[start of Records for the task]
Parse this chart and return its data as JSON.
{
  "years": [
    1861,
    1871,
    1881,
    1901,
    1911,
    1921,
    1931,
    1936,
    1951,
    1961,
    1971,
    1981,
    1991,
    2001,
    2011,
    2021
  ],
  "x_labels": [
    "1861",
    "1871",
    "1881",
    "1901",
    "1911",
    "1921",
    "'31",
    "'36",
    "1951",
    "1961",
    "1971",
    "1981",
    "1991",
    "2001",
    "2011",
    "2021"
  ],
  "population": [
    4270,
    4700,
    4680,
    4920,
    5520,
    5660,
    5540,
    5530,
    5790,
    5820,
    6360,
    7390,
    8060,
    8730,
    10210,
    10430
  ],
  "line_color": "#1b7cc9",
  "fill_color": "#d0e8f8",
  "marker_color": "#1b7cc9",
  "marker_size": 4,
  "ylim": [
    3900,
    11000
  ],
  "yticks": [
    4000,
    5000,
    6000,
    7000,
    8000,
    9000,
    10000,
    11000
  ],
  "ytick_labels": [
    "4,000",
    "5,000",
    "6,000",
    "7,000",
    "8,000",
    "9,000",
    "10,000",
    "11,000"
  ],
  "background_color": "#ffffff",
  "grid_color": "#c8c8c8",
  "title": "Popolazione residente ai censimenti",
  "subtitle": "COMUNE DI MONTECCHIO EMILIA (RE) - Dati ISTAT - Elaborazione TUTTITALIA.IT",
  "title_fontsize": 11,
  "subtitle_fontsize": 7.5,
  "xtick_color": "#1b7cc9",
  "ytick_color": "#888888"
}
[end of Records for the task]
Task brief: Repeat the records above exactly.

The completed task:
Parse this chart and return its data as JSON.
{
  "years": [
    1861,
    1871,
    1881,
    1901,
    1911,
    1921,
    1931,
    1936,
    1951,
    1961,
    1971,
    1981,
    1991,
    2001,
    2011,
    2021
  ],
  "x_labels": [
    "1861",
    "1871",
    "1881",
    "1901",
    "1911",
    "1921",
    "'31",
    "'36",
    "1951",
    "1961",
    "1971",
    "1981",
    "1991",
    "2001",
    "2011",
    "2021"
  ],
  "population": [
    4270,
    4700,
    4680,
    4920,
    5520,
    5660,
    5540,
    5530,
    5790,
    5820,
    6360,
    7390,
    8060,
    8730,
    10210,
    10430
  ],
  "line_color": "#1b7cc9",
  "fill_color": "#d0e8f8",
  "marker_color": "#1b7cc9",
  "marker_size": 4,
  "ylim": [
    3900,
    11000
  ],
  "yticks": [
    4000,
    5000,
    6000,
    7000,
    8000,
    9000,
    10000,
    11000
  ],
  "ytick_labels": [
    "4,000",
    "5,000",
    "6,000",
    "7,000",
    "8,000",
    "9,000",
    "10,000",
    "11,000"
  ],
  "background_color": "#ffffff",
  "grid_color": "#c8c8c8",
  "title": "Popolazione residente ai censimenti",
  "subtitle": "COMUNE DI MONTECCHIO EMILIA (RE) - Dati ISTAT - Elaborazione TUTTITALIA.IT",
  "title_fontsize": 11,
  "subtitle_fontsize": 7.5,
  "xtick_color": "#1b7cc9",
  "ytick_color": "#888888"
}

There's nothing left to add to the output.